Illinois-based Northfield Laboratories delivered some unpleasant news to medical professionals and investors this week, announcing that its blood substitute, PolyHeme, did not prove to be effective in late-stage clinical trials. However, the company is claiming that “discrepancies in the initial data” and “protocol violations” may invalidate the results and they intend to re-examine the data before certifying the findings.
In its announcement of the findings, Northfield said that 712 patients were included in the randomized study: 349 in the PolyHeme group and 363 in the control group (which received the standard treatment of blood and saline). In the study population, there were 46 deaths (13.2 percent) in the PolyHeme group, compared with 35 deaths (9.6 percent) in the control group. These results fell short of the standard necessary to deem the product safe and effective.

Dataset content
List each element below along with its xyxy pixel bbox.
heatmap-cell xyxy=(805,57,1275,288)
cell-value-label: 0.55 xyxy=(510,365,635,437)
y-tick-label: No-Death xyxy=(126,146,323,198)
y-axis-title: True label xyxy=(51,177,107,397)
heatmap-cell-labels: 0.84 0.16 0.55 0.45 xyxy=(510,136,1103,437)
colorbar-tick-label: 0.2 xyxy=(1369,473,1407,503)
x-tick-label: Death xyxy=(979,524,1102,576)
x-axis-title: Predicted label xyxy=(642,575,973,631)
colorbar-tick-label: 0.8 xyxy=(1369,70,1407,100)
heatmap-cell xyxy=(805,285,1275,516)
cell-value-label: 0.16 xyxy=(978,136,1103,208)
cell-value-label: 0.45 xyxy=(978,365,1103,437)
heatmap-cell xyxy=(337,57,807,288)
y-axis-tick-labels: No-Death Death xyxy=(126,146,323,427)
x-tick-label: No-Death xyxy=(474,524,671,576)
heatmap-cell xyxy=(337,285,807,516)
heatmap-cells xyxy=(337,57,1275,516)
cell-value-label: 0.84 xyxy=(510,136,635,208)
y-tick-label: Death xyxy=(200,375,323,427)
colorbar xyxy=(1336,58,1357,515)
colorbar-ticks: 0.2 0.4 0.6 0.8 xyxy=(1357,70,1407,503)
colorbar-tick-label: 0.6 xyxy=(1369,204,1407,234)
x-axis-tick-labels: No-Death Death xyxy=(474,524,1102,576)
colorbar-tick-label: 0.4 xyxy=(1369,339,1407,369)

How to complete this task
Retype the stretch of the passage on the PolyHeme clinical trials from "In its announcement" through "safe and effective.", with every word and punctuation mark unchanged.

Answer to the exercise
In its announcement of the findings, Northfield said that 712 patients were included in the randomized study: 349 in the PolyHeme group and 363 in the control group (which received the standard treatment of blood and saline). In the study population, there were 46 deaths (13.2 percent) in the PolyHeme group, compared with 35 deaths (9.6 percent) in the control group. These results fell short of the standard necessary to deem the product safe and effective.